▶ [Directions]:
List all lines of the data containing the word "Vollzeit".

▶ [Given data]:
====================
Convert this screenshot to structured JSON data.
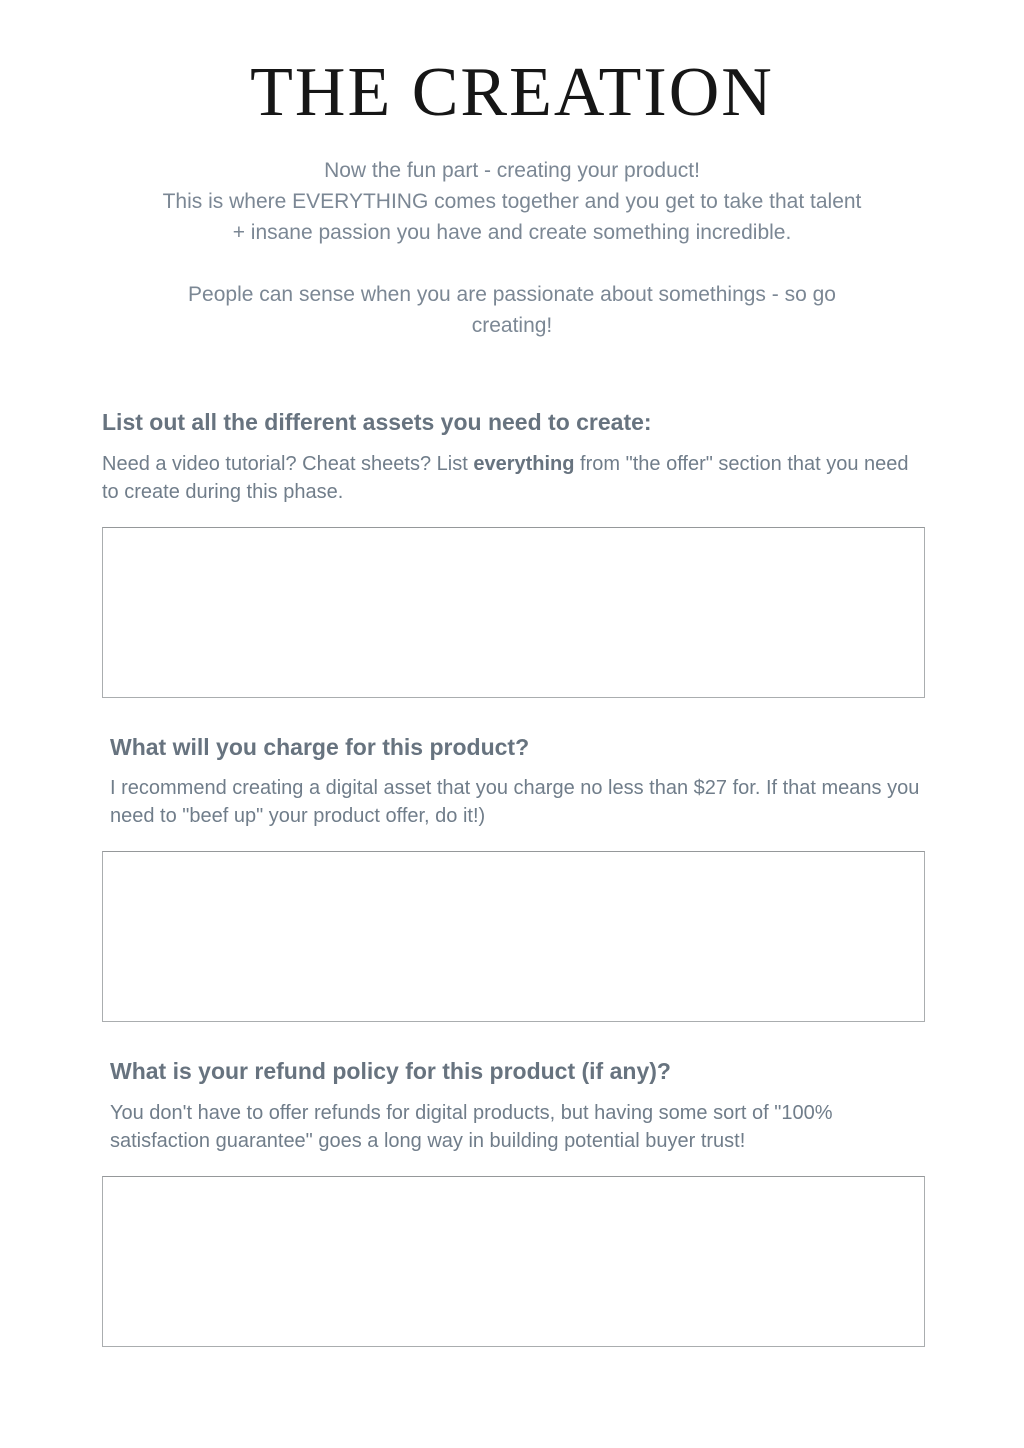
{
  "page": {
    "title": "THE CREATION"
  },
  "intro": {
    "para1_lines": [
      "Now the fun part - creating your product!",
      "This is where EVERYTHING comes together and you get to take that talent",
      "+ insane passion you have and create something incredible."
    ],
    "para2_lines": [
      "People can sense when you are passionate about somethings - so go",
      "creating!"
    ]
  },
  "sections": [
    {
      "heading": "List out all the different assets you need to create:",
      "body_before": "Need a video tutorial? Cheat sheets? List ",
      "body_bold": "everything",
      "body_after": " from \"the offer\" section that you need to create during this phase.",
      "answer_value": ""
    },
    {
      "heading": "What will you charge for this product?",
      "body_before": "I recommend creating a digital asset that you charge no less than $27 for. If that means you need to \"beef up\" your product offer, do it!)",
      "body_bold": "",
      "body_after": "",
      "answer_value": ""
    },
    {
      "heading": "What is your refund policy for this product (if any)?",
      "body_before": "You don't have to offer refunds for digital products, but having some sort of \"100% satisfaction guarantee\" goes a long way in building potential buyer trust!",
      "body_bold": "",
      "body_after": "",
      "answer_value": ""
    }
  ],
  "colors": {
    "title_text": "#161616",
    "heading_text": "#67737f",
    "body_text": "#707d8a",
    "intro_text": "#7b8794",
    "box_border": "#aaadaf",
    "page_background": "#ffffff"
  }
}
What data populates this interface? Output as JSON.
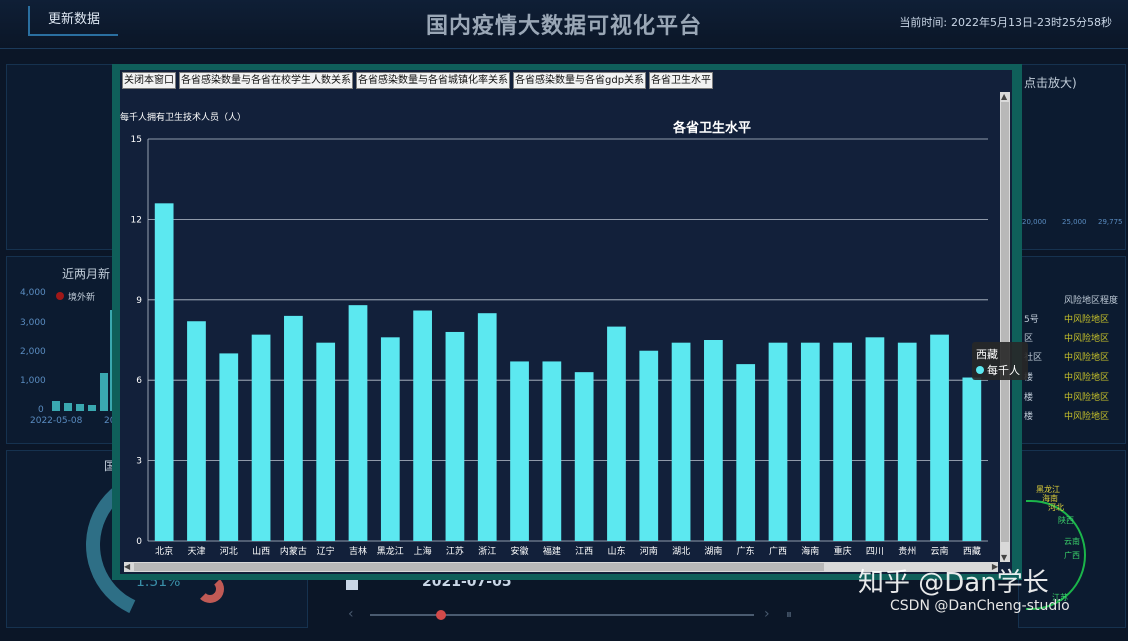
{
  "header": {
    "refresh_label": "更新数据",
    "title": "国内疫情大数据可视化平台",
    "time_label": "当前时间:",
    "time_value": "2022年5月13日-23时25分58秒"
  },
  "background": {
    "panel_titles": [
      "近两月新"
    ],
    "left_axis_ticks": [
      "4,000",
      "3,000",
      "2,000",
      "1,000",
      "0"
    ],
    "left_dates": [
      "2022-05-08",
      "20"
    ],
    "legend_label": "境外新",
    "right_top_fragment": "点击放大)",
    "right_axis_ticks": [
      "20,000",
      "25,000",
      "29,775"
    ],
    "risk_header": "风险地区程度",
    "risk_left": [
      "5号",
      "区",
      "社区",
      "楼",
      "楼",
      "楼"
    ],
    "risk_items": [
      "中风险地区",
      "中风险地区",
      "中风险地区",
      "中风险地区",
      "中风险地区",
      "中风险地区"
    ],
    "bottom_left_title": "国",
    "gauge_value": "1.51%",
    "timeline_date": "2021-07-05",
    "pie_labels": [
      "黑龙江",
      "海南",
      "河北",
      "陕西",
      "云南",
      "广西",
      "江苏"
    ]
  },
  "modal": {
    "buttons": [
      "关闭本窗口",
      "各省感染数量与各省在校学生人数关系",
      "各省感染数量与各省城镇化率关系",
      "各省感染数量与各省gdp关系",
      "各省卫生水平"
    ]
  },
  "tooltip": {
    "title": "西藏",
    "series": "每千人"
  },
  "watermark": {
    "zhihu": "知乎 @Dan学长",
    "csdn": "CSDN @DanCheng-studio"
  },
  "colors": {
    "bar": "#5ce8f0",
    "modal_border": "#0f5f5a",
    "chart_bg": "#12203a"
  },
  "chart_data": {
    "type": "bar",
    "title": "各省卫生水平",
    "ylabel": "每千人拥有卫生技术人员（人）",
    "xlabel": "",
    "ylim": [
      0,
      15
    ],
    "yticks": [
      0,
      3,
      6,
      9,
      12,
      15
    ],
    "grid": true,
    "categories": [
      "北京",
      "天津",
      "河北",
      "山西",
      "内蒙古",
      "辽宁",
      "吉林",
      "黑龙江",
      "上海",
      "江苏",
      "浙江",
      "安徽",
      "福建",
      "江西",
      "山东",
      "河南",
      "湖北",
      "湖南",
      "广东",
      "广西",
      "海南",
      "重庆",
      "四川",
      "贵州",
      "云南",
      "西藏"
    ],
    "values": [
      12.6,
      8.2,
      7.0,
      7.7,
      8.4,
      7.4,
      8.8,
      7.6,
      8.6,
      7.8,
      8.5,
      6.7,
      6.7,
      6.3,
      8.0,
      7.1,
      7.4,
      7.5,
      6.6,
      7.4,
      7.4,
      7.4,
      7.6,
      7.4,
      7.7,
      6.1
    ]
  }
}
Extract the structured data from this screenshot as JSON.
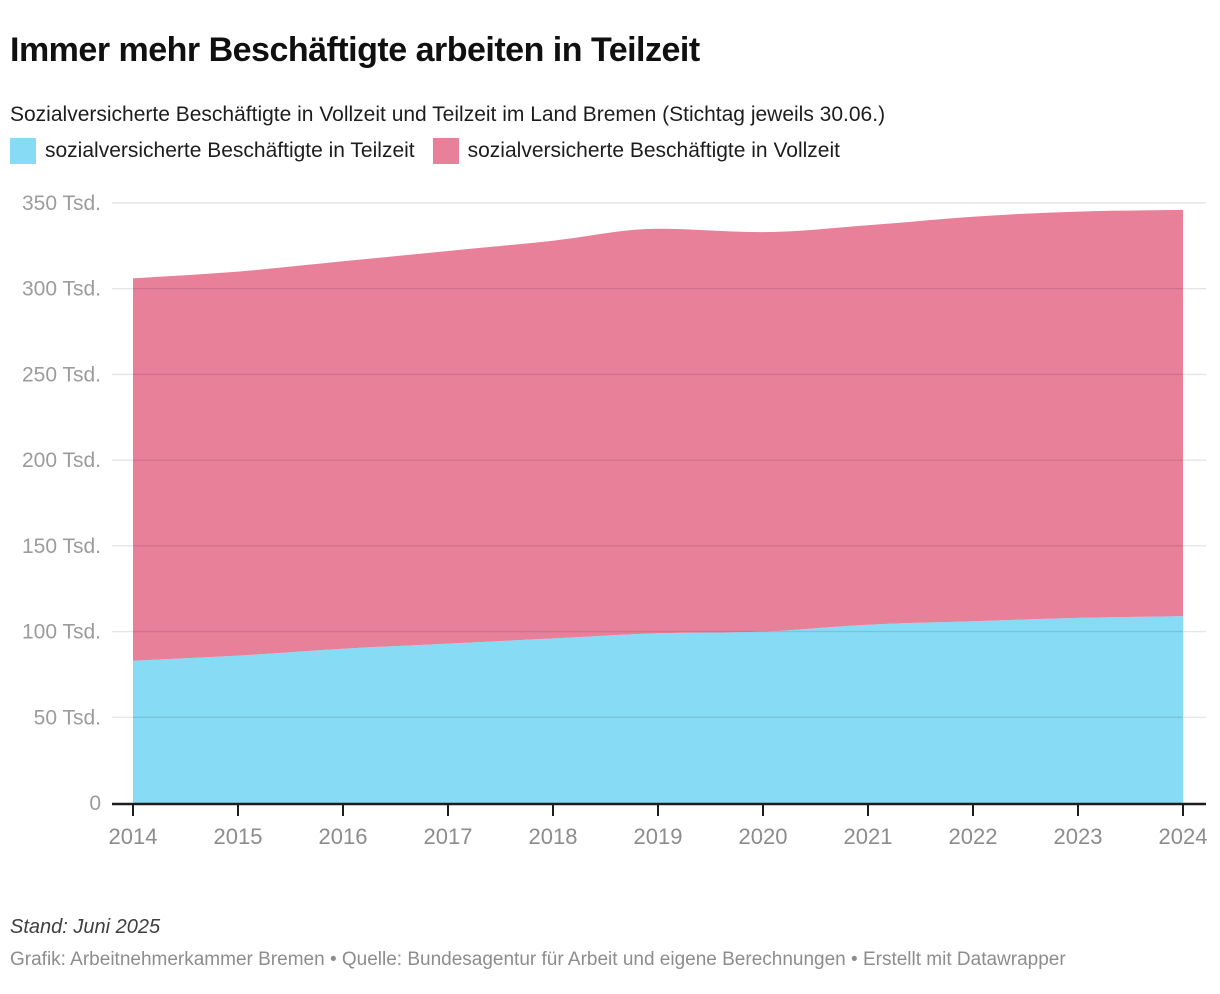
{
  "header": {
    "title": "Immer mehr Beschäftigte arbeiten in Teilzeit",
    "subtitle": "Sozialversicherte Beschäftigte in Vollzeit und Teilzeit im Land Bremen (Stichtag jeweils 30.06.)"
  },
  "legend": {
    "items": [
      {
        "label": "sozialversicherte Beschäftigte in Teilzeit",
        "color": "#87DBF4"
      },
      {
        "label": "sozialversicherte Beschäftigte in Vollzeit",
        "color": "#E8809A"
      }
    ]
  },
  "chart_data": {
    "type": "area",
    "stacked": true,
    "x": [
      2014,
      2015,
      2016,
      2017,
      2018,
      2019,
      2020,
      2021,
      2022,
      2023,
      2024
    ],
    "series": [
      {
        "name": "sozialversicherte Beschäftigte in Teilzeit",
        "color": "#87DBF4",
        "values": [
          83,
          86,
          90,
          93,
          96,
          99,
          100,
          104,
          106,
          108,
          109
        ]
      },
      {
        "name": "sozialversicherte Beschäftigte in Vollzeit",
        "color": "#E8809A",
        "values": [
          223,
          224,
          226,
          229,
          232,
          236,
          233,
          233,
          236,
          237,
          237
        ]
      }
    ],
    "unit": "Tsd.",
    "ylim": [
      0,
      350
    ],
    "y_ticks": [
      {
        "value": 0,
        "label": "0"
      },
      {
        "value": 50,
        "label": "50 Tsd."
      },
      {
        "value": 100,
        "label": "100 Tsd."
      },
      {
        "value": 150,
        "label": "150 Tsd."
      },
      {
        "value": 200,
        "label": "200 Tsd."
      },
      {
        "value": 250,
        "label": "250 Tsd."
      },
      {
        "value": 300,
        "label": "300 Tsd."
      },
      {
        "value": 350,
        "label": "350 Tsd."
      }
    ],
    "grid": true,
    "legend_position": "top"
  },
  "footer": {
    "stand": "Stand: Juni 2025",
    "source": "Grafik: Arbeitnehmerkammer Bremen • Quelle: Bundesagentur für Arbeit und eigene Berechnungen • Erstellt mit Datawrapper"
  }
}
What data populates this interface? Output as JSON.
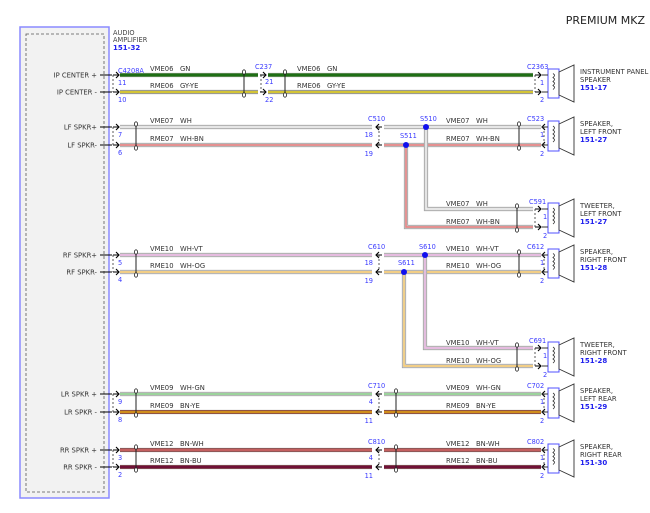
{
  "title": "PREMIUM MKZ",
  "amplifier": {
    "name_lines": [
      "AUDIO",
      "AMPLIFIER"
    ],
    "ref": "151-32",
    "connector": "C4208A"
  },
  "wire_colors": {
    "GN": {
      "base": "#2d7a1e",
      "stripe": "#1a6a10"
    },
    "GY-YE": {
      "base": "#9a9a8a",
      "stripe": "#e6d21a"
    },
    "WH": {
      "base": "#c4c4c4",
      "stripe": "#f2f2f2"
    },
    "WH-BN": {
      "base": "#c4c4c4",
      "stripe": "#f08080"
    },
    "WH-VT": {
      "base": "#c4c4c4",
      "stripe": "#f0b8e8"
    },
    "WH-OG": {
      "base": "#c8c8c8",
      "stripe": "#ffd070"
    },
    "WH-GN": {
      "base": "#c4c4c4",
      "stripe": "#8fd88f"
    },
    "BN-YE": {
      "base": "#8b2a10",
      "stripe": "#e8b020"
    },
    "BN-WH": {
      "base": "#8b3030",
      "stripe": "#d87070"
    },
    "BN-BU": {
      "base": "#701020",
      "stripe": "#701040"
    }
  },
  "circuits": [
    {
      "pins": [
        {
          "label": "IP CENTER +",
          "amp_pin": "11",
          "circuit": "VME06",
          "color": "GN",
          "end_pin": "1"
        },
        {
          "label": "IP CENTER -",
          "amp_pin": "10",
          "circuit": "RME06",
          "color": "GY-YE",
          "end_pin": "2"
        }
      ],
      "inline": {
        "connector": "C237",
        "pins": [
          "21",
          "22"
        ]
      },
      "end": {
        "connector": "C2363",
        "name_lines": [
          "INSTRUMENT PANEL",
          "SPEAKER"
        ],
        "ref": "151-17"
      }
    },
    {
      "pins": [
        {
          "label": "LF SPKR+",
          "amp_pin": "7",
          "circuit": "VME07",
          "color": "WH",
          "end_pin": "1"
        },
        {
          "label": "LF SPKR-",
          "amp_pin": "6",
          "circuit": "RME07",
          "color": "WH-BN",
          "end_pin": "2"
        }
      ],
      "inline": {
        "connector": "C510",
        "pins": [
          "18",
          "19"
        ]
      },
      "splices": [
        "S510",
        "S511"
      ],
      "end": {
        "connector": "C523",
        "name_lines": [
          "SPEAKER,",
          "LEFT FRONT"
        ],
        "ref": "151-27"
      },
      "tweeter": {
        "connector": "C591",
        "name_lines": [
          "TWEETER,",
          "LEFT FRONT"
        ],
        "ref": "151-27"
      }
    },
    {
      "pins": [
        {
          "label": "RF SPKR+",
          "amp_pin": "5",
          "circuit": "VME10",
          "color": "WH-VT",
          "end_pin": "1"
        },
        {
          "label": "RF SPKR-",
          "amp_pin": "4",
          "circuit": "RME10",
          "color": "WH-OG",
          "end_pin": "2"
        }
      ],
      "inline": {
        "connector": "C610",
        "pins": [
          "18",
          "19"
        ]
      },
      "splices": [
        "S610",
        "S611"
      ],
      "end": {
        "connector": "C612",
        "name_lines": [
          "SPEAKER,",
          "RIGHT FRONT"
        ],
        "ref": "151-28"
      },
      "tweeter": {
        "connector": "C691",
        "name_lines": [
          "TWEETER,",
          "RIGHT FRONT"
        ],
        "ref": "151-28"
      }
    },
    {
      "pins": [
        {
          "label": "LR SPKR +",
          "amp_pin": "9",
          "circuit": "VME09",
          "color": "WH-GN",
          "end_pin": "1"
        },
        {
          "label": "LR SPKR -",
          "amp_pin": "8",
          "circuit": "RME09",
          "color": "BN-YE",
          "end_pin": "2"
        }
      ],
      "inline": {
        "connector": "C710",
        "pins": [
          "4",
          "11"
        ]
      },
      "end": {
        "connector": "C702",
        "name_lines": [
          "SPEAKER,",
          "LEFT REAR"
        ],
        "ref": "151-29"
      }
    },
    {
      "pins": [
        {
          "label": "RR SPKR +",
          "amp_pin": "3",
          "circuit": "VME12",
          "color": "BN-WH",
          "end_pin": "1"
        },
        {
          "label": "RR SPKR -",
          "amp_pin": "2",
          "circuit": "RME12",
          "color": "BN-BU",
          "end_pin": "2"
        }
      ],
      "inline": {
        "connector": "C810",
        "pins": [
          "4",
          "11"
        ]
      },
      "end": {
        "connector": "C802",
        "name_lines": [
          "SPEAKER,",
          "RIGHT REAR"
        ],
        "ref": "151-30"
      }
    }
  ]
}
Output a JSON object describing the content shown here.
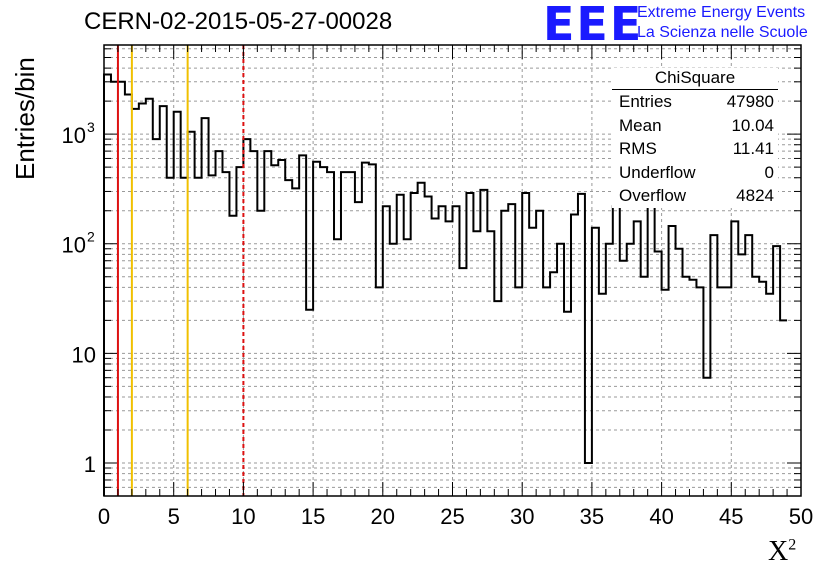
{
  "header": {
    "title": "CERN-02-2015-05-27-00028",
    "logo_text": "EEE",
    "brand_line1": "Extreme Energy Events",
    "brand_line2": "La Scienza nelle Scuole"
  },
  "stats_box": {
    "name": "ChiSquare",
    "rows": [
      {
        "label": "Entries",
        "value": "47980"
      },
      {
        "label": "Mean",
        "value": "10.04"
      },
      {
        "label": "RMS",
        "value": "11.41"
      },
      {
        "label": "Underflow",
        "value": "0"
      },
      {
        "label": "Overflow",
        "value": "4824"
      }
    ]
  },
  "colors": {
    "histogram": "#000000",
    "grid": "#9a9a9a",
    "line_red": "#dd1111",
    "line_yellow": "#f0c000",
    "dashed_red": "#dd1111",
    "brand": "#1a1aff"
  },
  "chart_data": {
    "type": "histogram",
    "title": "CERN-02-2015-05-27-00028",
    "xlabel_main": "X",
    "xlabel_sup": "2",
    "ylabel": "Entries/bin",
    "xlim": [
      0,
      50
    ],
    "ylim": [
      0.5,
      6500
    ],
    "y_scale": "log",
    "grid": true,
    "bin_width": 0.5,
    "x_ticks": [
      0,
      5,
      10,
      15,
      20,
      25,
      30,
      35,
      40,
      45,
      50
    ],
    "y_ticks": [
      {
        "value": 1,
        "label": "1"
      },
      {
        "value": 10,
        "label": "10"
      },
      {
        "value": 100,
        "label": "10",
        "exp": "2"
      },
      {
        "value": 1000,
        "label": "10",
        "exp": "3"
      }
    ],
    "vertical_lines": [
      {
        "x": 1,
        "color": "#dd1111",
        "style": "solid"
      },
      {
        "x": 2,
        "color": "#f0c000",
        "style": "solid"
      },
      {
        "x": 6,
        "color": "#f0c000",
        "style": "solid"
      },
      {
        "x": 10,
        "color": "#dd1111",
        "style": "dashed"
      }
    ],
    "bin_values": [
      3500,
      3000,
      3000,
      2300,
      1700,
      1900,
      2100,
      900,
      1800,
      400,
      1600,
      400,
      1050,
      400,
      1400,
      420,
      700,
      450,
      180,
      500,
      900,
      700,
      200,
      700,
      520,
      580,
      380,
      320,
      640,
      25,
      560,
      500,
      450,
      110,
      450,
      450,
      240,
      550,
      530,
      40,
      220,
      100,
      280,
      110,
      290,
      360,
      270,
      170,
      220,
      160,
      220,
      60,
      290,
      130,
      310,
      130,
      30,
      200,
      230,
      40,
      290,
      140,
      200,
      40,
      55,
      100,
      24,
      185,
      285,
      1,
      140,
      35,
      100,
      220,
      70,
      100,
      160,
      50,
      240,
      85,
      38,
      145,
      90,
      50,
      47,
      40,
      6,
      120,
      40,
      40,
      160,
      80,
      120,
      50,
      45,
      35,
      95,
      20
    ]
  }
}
====================
▶ [Finished task]:
    "subtitle": "Sozialversicherte Beschäftigte in Vollzeit und Teilzeit im Land Bremen (Stichtag jeweils 30.06.)"
        "label": "sozialversicherte Beschäftigte in Vollzeit",
        "name": "sozialversicherte Beschäftigte in Vollzeit",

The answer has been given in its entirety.